- **Your goal**
Output the data word for word, dropping every image.

- **Records for the exercise**
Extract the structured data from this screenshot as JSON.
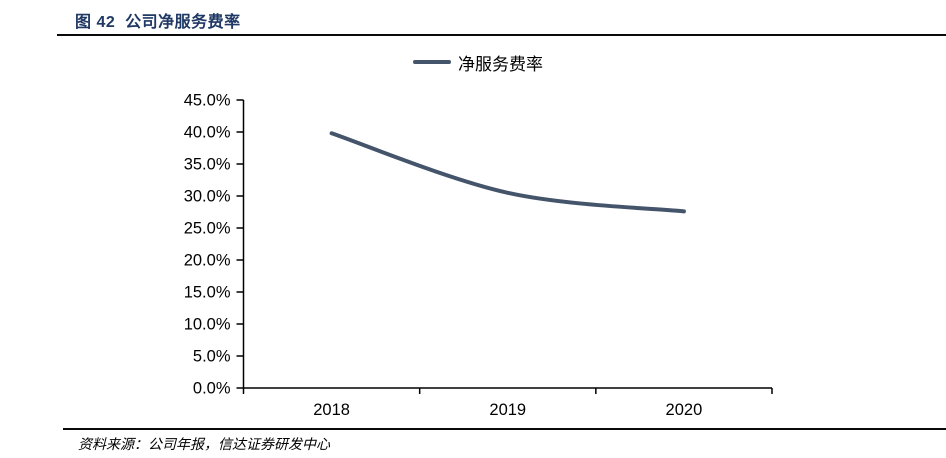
{
  "figure": {
    "title": "图 42  公司净服务费率",
    "source": "资料来源：公司年报，信达证券研发中心"
  },
  "chart_data": {
    "type": "line",
    "title": "图 42 公司净服务费率",
    "categories": [
      "2018",
      "2019",
      "2020"
    ],
    "series": [
      {
        "name": "净服务费率",
        "values": [
          39.8,
          30.5,
          27.6
        ]
      }
    ],
    "xlabel": "",
    "ylabel": "",
    "ylim": [
      0,
      45
    ],
    "ytick_step": 5,
    "ytick_labels": [
      "0.0%",
      "5.0%",
      "10.0%",
      "15.0%",
      "20.0%",
      "25.0%",
      "30.0%",
      "35.0%",
      "40.0%",
      "45.0%"
    ],
    "grid": false,
    "smooth": true,
    "legend_position": "top-center",
    "line_color": "#44546A",
    "axis_color": "#000000",
    "tick_label_color": "#000000"
  },
  "colors": {
    "title_text": "#1F3864",
    "rule": "#0a0a0a",
    "label_text": "#000000"
  }
}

- **Result for this task**
Extract the structured data from this screenshot as JSON.
{
  "figure": {
    "title": "图 42  公司净服务费率",
    "source": "资料来源：公司年报，信达证券研发中心"
  },
  "chart_data": {
    "type": "line",
    "title": "图 42 公司净服务费率",
    "categories": [
      "2018",
      "2019",
      "2020"
    ],
    "series": [
      {
        "name": "净服务费率",
        "values": [
          39.8,
          30.5,
          27.6
        ]
      }
    ],
    "xlabel": "",
    "ylabel": "",
    "ylim": [
      0,
      45
    ],
    "ytick_step": 5,
    "ytick_labels": [
      "0.0%",
      "5.0%",
      "10.0%",
      "15.0%",
      "20.0%",
      "25.0%",
      "30.0%",
      "35.0%",
      "40.0%",
      "45.0%"
    ],
    "grid": false,
    "smooth": true,
    "legend_position": "top-center",
    "line_color": "#44546A",
    "axis_color": "#000000",
    "tick_label_color": "#000000"
  },
  "colors": {
    "title_text": "#1F3864",
    "rule": "#0a0a0a",
    "label_text": "#000000"
  }
}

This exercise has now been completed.